Task statement: Every line below should be copied exactly; drop the pictures.

Data for this exercise:
* * * *

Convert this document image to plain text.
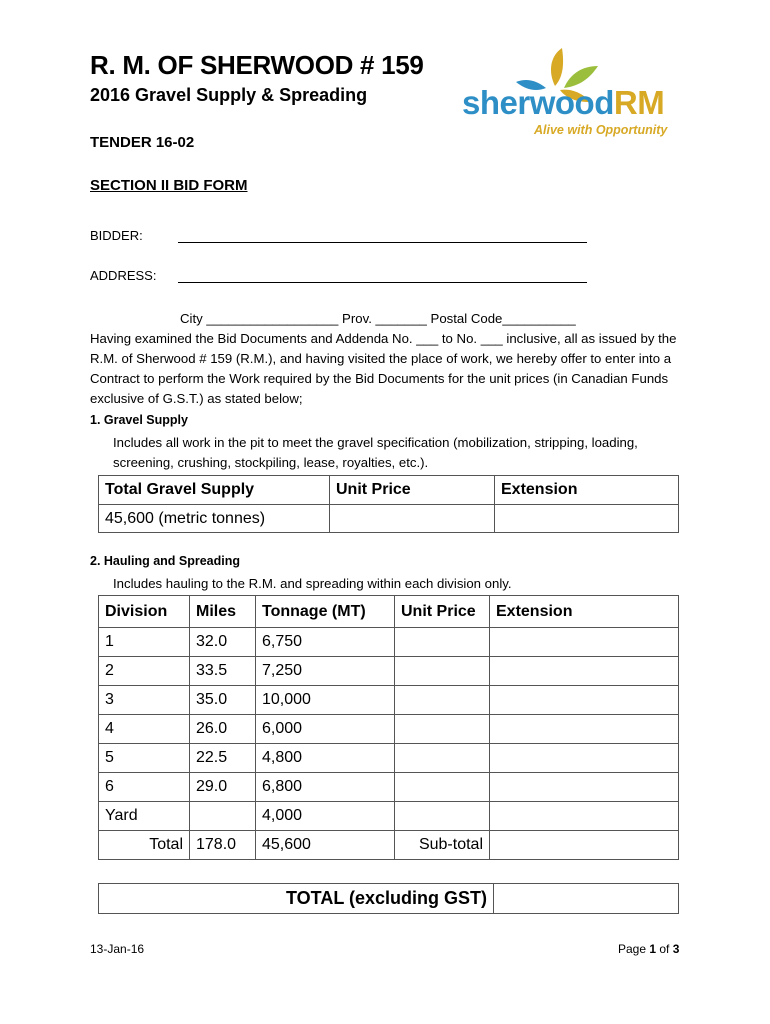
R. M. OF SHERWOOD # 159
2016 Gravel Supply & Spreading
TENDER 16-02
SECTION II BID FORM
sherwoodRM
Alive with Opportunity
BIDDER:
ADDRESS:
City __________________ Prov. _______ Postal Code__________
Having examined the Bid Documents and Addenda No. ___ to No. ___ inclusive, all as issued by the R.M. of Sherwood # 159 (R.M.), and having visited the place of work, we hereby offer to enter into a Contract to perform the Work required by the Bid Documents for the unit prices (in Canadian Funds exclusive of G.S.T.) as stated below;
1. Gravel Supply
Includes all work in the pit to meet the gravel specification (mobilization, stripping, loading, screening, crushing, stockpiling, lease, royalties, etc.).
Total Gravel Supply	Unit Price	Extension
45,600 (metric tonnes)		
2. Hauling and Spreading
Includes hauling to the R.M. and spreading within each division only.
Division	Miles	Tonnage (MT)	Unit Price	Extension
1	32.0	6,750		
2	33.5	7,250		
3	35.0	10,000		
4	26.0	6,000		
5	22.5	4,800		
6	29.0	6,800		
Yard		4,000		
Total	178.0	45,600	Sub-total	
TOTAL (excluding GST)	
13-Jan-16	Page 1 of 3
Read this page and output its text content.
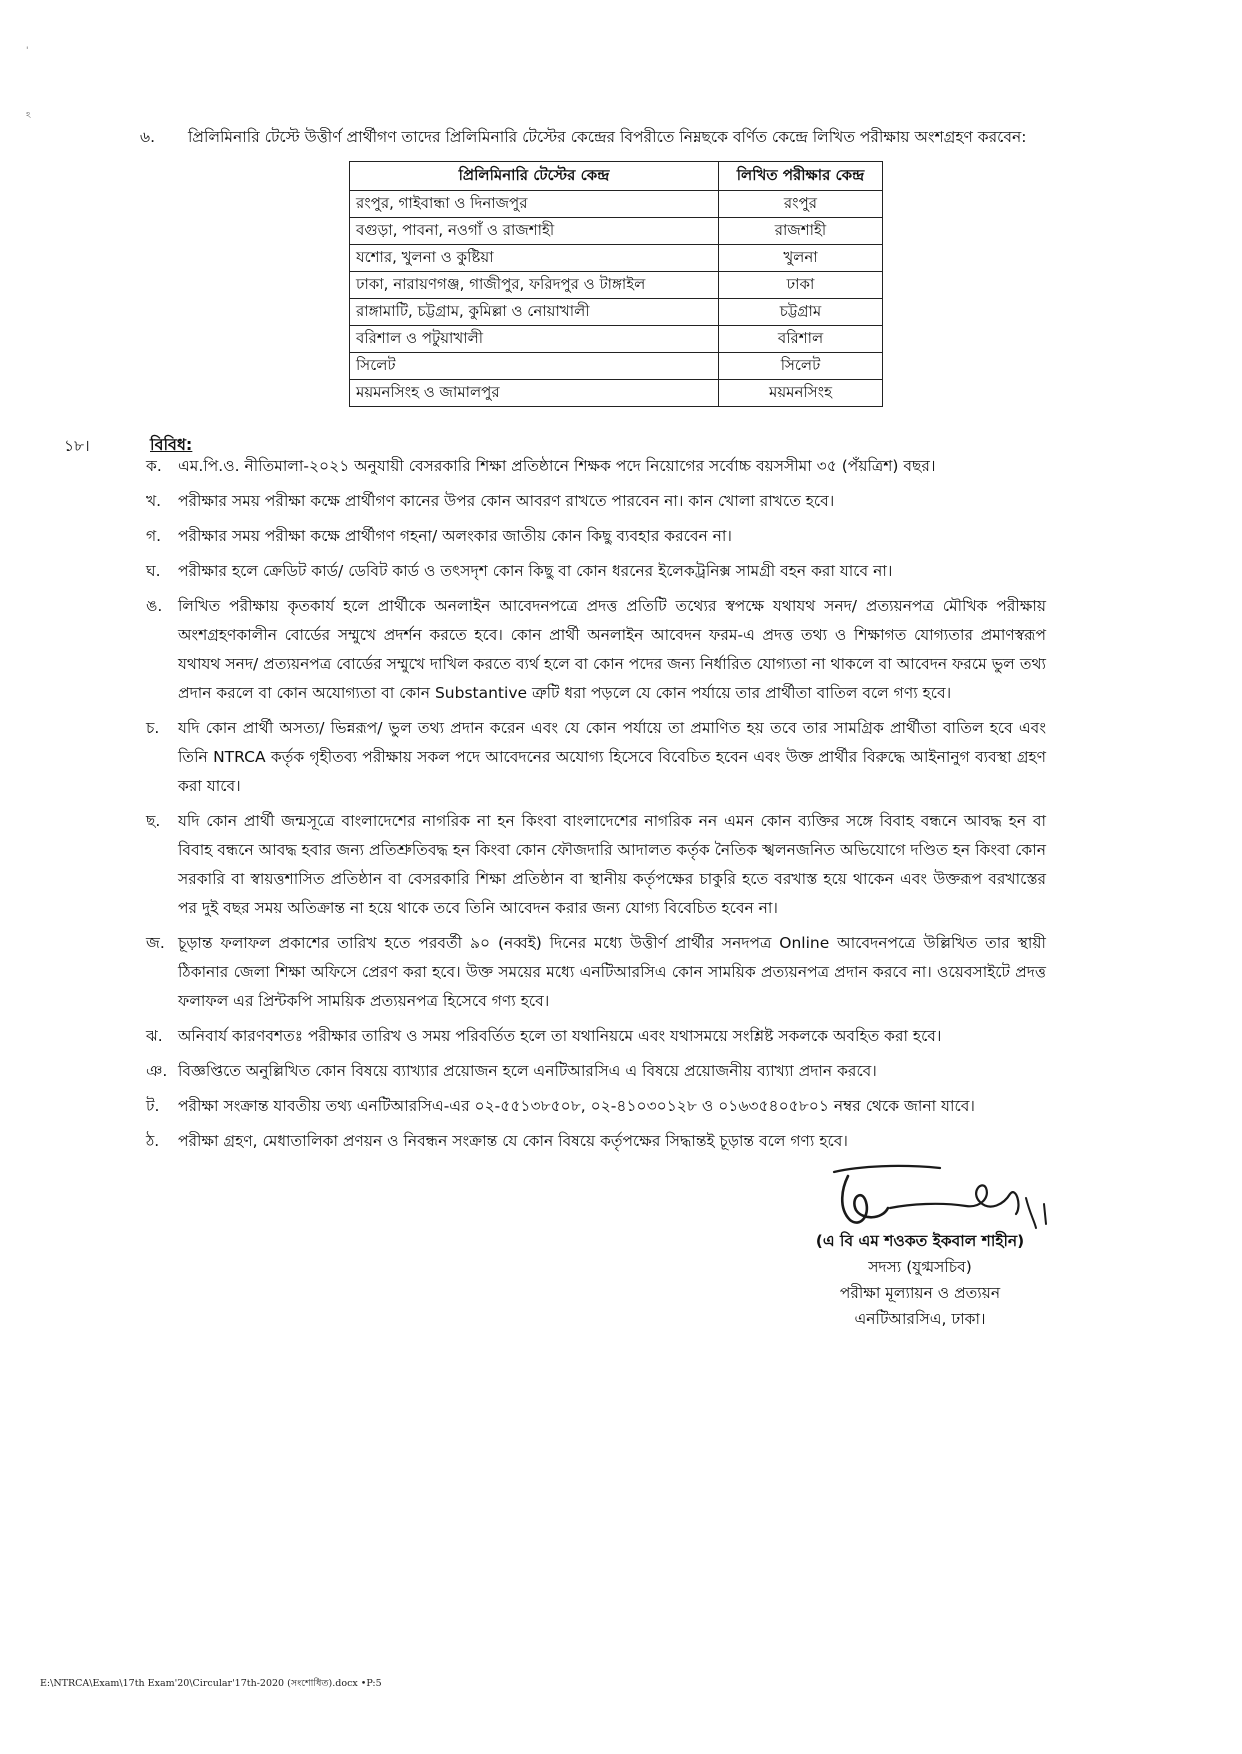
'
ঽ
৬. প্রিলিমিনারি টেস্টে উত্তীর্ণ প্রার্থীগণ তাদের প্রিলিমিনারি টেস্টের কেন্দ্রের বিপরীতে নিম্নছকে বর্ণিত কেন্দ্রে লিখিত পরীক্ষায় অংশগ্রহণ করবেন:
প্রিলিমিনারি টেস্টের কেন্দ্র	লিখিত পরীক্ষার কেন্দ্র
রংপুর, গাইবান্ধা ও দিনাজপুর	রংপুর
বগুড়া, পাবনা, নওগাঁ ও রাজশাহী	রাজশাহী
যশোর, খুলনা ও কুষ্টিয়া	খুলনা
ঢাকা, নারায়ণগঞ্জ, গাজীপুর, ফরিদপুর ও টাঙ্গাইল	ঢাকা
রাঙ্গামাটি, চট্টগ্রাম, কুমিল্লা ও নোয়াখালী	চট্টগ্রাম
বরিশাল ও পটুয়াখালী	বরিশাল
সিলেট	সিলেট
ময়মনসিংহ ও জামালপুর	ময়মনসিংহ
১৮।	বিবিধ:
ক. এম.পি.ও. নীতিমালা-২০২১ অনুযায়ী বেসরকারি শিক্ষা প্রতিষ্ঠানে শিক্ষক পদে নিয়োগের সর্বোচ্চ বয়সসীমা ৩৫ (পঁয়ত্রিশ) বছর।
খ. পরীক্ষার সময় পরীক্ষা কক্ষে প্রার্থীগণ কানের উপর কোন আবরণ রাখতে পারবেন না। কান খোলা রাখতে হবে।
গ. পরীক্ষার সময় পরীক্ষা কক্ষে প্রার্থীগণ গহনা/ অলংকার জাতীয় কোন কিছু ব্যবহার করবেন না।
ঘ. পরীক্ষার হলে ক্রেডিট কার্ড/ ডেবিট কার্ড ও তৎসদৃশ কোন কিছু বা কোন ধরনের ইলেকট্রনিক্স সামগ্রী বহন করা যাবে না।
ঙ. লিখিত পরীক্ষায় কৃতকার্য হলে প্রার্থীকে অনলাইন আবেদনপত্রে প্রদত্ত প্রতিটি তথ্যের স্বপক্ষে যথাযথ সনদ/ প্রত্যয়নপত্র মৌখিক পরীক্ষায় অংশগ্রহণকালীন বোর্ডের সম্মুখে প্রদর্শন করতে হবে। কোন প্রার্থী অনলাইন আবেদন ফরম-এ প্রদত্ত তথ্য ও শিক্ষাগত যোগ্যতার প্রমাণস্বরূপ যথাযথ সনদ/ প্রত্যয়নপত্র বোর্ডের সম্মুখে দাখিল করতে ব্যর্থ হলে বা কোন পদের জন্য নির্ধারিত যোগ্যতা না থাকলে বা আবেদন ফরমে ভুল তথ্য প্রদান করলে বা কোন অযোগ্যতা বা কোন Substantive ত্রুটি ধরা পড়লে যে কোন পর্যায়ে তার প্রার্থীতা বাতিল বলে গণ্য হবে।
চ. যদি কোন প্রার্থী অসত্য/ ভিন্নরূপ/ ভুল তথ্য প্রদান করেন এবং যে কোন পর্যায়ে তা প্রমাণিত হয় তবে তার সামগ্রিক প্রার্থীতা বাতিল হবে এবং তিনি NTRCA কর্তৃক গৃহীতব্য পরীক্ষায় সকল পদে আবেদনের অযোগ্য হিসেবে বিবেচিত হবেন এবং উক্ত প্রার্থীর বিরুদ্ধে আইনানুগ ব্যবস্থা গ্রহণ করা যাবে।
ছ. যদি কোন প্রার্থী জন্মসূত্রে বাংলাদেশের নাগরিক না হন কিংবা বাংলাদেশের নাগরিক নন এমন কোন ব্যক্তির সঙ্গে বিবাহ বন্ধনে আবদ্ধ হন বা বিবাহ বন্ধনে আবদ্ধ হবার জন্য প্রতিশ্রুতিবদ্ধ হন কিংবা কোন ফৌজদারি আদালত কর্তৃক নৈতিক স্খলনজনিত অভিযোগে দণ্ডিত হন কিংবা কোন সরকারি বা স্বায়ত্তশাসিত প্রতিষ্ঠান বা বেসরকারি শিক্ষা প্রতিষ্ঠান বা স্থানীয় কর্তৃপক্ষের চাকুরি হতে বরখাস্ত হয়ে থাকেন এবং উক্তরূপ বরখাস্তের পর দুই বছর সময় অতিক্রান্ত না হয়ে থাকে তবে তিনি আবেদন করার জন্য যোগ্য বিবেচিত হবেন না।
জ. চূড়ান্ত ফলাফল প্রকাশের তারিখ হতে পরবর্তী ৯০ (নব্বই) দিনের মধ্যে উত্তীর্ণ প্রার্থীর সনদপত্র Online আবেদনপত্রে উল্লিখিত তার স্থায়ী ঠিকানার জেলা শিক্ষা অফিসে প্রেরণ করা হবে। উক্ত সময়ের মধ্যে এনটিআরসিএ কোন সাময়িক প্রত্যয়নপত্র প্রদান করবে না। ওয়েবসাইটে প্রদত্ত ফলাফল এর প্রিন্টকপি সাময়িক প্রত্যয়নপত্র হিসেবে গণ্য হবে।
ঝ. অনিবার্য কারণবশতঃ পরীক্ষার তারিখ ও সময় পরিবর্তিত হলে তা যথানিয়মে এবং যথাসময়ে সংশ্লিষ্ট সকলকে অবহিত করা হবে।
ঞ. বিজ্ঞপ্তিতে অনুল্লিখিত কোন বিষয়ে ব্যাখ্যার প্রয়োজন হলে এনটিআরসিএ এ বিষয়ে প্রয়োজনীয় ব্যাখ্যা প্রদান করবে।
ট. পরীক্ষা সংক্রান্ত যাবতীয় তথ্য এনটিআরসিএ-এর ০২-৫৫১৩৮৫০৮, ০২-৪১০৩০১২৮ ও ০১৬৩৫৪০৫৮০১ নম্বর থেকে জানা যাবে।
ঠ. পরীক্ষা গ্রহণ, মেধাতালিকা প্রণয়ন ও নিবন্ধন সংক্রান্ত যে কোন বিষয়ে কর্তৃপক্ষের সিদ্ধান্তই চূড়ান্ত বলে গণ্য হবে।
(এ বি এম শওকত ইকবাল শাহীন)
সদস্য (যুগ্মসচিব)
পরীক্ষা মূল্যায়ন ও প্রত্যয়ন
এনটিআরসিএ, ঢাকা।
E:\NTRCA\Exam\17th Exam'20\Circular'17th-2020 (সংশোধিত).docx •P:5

* * * *

Complete output:
Convert this document image to plain text.
R. M. OF SHERWOOD # 159
2016 Gravel Supply & Spreading
TENDER 16-02
SECTION II BID FORM
sherwoodRM
Alive with Opportunity
BIDDER:
ADDRESS:
City __________________ Prov. _______ Postal Code__________
Having examined the Bid Documents and Addenda No. ___ to No. ___ inclusive, all as issued by the R.M. of Sherwood # 159 (R.M.), and having visited the place of work, we hereby offer to enter into a Contract to perform the Work required by the Bid Documents for the unit prices (in Canadian Funds exclusive of G.S.T.) as stated below;
1. Gravel Supply
Includes all work in the pit to meet the gravel specification (mobilization, stripping, loading, screening, crushing, stockpiling, lease, royalties, etc.).
Total Gravel Supply	Unit Price	Extension
45,600 (metric tonnes)		
2. Hauling and Spreading
Includes hauling to the R.M. and spreading within each division only.
Division	Miles	Tonnage (MT)	Unit Price	Extension
1	32.0	6,750		
2	33.5	7,250		
3	35.0	10,000		
4	26.0	6,000		
5	22.5	4,800		
6	29.0	6,800		
Yard		4,000		
Total	178.0	45,600	Sub-total	
TOTAL (excluding GST)	
13-Jan-16	Page 1 of 3
Read this page and output its text content.
'
ঽ
৬. প্রিলিমিনারি টেস্টে উত্তীর্ণ প্রার্থীগণ তাদের প্রিলিমিনারি টেস্টের কেন্দ্রের বিপরীতে নিম্নছকে বর্ণিত কেন্দ্রে লিখিত পরীক্ষায় অংশগ্রহণ করবেন:
প্রিলিমিনারি টেস্টের কেন্দ্র	লিখিত পরীক্ষার কেন্দ্র
রংপুর, গাইবান্ধা ও দিনাজপুর	রংপুর
বগুড়া, পাবনা, নওগাঁ ও রাজশাহী	রাজশাহী
যশোর, খুলনা ও কুষ্টিয়া	খুলনা
ঢাকা, নারায়ণগঞ্জ, গাজীপুর, ফরিদপুর ও টাঙ্গাইল	ঢাকা
রাঙ্গামাটি, চট্টগ্রাম, কুমিল্লা ও নোয়াখালী	চট্টগ্রাম
বরিশাল ও পটুয়াখালী	বরিশাল
সিলেট	সিলেট
ময়মনসিংহ ও জামালপুর	ময়মনসিংহ
১৮।	বিবিধ:
ক. এম.পি.ও. নীতিমালা-২০২১ অনুযায়ী বেসরকারি শিক্ষা প্রতিষ্ঠানে শিক্ষক পদে নিয়োগের সর্বোচ্চ বয়সসীমা ৩৫ (পঁয়ত্রিশ) বছর।
খ. পরীক্ষার সময় পরীক্ষা কক্ষে প্রার্থীগণ কানের উপর কোন আবরণ রাখতে পারবেন না। কান খোলা রাখতে হবে।
গ. পরীক্ষার সময় পরীক্ষা কক্ষে প্রার্থীগণ গহনা/ অলংকার জাতীয় কোন কিছু ব্যবহার করবেন না।
ঘ. পরীক্ষার হলে ক্রেডিট কার্ড/ ডেবিট কার্ড ও তৎসদৃশ কোন কিছু বা কোন ধরনের ইলেকট্রনিক্স সামগ্রী বহন করা যাবে না।
ঙ. লিখিত পরীক্ষায় কৃতকার্য হলে প্রার্থীকে অনলাইন আবেদনপত্রে প্রদত্ত প্রতিটি তথ্যের স্বপক্ষে যথাযথ সনদ/ প্রত্যয়নপত্র মৌখিক পরীক্ষায় অংশগ্রহণকালীন বোর্ডের সম্মুখে প্রদর্শন করতে হবে। কোন প্রার্থী অনলাইন আবেদন ফরম-এ প্রদত্ত তথ্য ও শিক্ষাগত যোগ্যতার প্রমাণস্বরূপ যথাযথ সনদ/ প্রত্যয়নপত্র বোর্ডের সম্মুখে দাখিল করতে ব্যর্থ হলে বা কোন পদের জন্য নির্ধারিত যোগ্যতা না থাকলে বা আবেদন ফরমে ভুল তথ্য প্রদান করলে বা কোন অযোগ্যতা বা কোন Substantive ত্রুটি ধরা পড়লে যে কোন পর্যায়ে তার প্রার্থীতা বাতিল বলে গণ্য হবে।
চ. যদি কোন প্রার্থী অসত্য/ ভিন্নরূপ/ ভুল তথ্য প্রদান করেন এবং যে কোন পর্যায়ে তা প্রমাণিত হয় তবে তার সামগ্রিক প্রার্থীতা বাতিল হবে এবং তিনি NTRCA কর্তৃক গৃহীতব্য পরীক্ষায় সকল পদে আবেদনের অযোগ্য হিসেবে বিবেচিত হবেন এবং উক্ত প্রার্থীর বিরুদ্ধে আইনানুগ ব্যবস্থা গ্রহণ করা যাবে।
ছ. যদি কোন প্রার্থী জন্মসূত্রে বাংলাদেশের নাগরিক না হন কিংবা বাংলাদেশের নাগরিক নন এমন কোন ব্যক্তির সঙ্গে বিবাহ বন্ধনে আবদ্ধ হন বা বিবাহ বন্ধনে আবদ্ধ হবার জন্য প্রতিশ্রুতিবদ্ধ হন কিংবা কোন ফৌজদারি আদালত কর্তৃক নৈতিক স্খলনজনিত অভিযোগে দণ্ডিত হন কিংবা কোন সরকারি বা স্বায়ত্তশাসিত প্রতিষ্ঠান বা বেসরকারি শিক্ষা প্রতিষ্ঠান বা স্থানীয় কর্তৃপক্ষের চাকুরি হতে বরখাস্ত হয়ে থাকেন এবং উক্তরূপ বরখাস্তের পর দুই বছর সময় অতিক্রান্ত না হয়ে থাকে তবে তিনি আবেদন করার জন্য যোগ্য বিবেচিত হবেন না।
জ. চূড়ান্ত ফলাফল প্রকাশের তারিখ হতে পরবর্তী ৯০ (নব্বই) দিনের মধ্যে উত্তীর্ণ প্রার্থীর সনদপত্র Online আবেদনপত্রে উল্লিখিত তার স্থায়ী ঠিকানার জেলা শিক্ষা অফিসে প্রেরণ করা হবে। উক্ত সময়ের মধ্যে এনটিআরসিএ কোন সাময়িক প্রত্যয়নপত্র প্রদান করবে না। ওয়েবসাইটে প্রদত্ত ফলাফল এর প্রিন্টকপি সাময়িক প্রত্যয়নপত্র হিসেবে গণ্য হবে।
ঝ. অনিবার্য কারণবশতঃ পরীক্ষার তারিখ ও সময় পরিবর্তিত হলে তা যথানিয়মে এবং যথাসময়ে সংশ্লিষ্ট সকলকে অবহিত করা হবে।
ঞ. বিজ্ঞপ্তিতে অনুল্লিখিত কোন বিষয়ে ব্যাখ্যার প্রয়োজন হলে এনটিআরসিএ এ বিষয়ে প্রয়োজনীয় ব্যাখ্যা প্রদান করবে।
ট. পরীক্ষা সংক্রান্ত যাবতীয় তথ্য এনটিআরসিএ-এর ০২-৫৫১৩৮৫০৮, ০২-৪১০৩০১২৮ ও ০১৬৩৫৪০৫৮০১ নম্বর থেকে জানা যাবে।
ঠ. পরীক্ষা গ্রহণ, মেধাতালিকা প্রণয়ন ও নিবন্ধন সংক্রান্ত যে কোন বিষয়ে কর্তৃপক্ষের সিদ্ধান্তই চূড়ান্ত বলে গণ্য হবে।
(এ বি এম শওকত ইকবাল শাহীন)
সদস্য (যুগ্মসচিব)
পরীক্ষা মূল্যায়ন ও প্রত্যয়ন
এনটিআরসিএ, ঢাকা।
E:\NTRCA\Exam\17th Exam'20\Circular'17th-2020 (সংশোধিত).docx •P:5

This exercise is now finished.